# TO DO
Return everything from the start of the data down through the line containing "x-tick-label: 5 <box>304 408 315 422</box>", reproducing those lines verbatim.

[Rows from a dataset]
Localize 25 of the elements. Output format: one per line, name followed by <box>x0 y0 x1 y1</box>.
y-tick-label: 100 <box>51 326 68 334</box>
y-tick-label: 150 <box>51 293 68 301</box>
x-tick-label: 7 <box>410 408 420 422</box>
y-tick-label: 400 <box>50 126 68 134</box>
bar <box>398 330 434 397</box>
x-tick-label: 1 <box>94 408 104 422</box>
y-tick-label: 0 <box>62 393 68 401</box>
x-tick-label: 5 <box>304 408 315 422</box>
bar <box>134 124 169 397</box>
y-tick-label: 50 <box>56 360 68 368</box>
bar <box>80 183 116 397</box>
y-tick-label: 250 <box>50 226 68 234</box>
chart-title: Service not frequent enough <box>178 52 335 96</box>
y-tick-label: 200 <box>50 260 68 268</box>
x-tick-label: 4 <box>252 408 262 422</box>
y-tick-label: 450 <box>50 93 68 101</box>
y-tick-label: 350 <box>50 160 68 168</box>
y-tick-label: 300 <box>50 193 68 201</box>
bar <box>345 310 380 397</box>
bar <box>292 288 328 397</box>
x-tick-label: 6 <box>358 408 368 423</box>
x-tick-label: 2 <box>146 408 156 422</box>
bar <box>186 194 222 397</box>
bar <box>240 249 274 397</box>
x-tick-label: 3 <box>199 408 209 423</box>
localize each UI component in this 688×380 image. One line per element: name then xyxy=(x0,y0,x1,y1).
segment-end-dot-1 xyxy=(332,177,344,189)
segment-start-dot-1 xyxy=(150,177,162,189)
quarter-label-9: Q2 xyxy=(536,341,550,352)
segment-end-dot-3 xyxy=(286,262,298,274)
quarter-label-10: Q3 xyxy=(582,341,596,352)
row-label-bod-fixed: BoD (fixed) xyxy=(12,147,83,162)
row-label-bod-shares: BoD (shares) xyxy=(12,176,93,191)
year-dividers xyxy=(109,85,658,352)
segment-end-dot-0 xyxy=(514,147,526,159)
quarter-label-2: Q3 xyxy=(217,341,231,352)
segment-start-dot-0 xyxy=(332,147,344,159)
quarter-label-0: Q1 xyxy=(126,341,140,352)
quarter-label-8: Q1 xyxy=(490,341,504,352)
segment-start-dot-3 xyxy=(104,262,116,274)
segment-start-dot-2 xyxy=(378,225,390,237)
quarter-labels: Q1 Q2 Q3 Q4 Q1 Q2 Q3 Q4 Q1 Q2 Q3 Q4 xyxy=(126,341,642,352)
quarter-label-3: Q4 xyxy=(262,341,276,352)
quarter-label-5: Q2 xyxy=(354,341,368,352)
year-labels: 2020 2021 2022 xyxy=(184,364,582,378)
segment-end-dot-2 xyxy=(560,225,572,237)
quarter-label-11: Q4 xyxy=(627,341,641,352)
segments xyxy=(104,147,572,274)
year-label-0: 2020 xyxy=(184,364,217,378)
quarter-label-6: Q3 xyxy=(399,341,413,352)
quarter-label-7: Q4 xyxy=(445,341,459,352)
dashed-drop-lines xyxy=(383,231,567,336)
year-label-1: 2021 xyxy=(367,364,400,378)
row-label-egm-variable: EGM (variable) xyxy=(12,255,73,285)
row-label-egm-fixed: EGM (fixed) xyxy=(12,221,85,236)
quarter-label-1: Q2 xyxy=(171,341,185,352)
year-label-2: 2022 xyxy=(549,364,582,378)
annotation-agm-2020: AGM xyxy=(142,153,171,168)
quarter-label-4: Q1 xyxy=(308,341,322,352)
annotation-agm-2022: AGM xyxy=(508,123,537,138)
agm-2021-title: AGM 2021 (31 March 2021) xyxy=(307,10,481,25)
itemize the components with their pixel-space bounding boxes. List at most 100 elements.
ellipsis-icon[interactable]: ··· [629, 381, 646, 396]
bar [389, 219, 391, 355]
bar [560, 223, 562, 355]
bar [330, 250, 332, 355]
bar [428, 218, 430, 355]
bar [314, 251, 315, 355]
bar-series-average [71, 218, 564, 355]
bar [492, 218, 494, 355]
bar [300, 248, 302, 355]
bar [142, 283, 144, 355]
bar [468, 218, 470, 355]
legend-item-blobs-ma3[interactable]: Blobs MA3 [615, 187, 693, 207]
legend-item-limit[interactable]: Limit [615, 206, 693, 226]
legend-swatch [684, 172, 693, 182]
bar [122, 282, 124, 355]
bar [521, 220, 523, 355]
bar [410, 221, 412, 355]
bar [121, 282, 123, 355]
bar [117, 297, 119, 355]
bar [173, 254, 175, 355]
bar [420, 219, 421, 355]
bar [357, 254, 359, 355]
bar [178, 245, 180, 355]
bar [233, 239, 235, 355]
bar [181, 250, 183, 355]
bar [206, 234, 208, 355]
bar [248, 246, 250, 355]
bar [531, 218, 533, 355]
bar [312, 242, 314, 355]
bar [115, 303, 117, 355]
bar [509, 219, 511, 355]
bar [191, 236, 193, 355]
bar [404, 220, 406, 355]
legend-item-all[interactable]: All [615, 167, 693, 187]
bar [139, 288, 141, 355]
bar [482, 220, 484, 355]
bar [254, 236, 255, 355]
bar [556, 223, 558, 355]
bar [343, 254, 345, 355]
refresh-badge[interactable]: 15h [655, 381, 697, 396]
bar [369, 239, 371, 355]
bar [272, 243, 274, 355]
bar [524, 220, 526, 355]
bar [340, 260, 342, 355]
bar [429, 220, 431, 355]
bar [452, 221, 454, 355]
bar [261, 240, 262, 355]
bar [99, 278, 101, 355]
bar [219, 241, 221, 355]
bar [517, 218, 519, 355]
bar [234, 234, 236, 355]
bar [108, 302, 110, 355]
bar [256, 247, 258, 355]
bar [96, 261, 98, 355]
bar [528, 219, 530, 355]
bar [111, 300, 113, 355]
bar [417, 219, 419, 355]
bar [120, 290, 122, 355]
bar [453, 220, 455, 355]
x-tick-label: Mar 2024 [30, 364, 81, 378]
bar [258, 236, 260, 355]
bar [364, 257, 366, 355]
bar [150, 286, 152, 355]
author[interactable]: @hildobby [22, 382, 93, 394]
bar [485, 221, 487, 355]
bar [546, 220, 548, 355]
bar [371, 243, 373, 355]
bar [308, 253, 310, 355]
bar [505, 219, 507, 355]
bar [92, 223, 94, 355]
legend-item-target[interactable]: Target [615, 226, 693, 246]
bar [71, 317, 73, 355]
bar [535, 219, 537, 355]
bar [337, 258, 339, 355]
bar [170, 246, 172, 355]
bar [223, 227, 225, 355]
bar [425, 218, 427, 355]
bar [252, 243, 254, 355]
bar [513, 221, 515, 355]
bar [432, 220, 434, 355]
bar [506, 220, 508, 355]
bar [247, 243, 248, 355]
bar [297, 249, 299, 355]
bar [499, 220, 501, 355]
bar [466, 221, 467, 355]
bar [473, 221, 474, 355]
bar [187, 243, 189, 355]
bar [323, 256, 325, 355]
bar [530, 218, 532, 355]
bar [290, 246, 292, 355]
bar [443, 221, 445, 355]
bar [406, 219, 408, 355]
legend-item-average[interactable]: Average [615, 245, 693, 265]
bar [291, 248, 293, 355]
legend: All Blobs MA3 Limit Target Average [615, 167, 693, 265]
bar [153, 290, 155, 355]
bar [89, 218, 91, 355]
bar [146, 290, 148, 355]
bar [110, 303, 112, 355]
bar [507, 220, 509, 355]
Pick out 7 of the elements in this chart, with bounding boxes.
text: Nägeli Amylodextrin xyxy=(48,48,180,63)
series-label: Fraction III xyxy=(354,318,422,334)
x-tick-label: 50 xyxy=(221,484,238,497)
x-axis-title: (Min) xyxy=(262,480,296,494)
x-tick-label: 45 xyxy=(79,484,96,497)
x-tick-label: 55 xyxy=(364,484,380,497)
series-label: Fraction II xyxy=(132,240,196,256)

# TASK RESPONSE
Localize 25 of the elements. Output format: one per line, name followed by <box>x0 y0 x1 y1</box>.
y-tick-label: 100 <box>51 326 68 334</box>
y-tick-label: 150 <box>51 293 68 301</box>
x-tick-label: 7 <box>410 408 420 422</box>
y-tick-label: 400 <box>50 126 68 134</box>
bar <box>398 330 434 397</box>
x-tick-label: 1 <box>94 408 104 422</box>
y-tick-label: 0 <box>62 393 68 401</box>
x-tick-label: 5 <box>304 408 315 422</box>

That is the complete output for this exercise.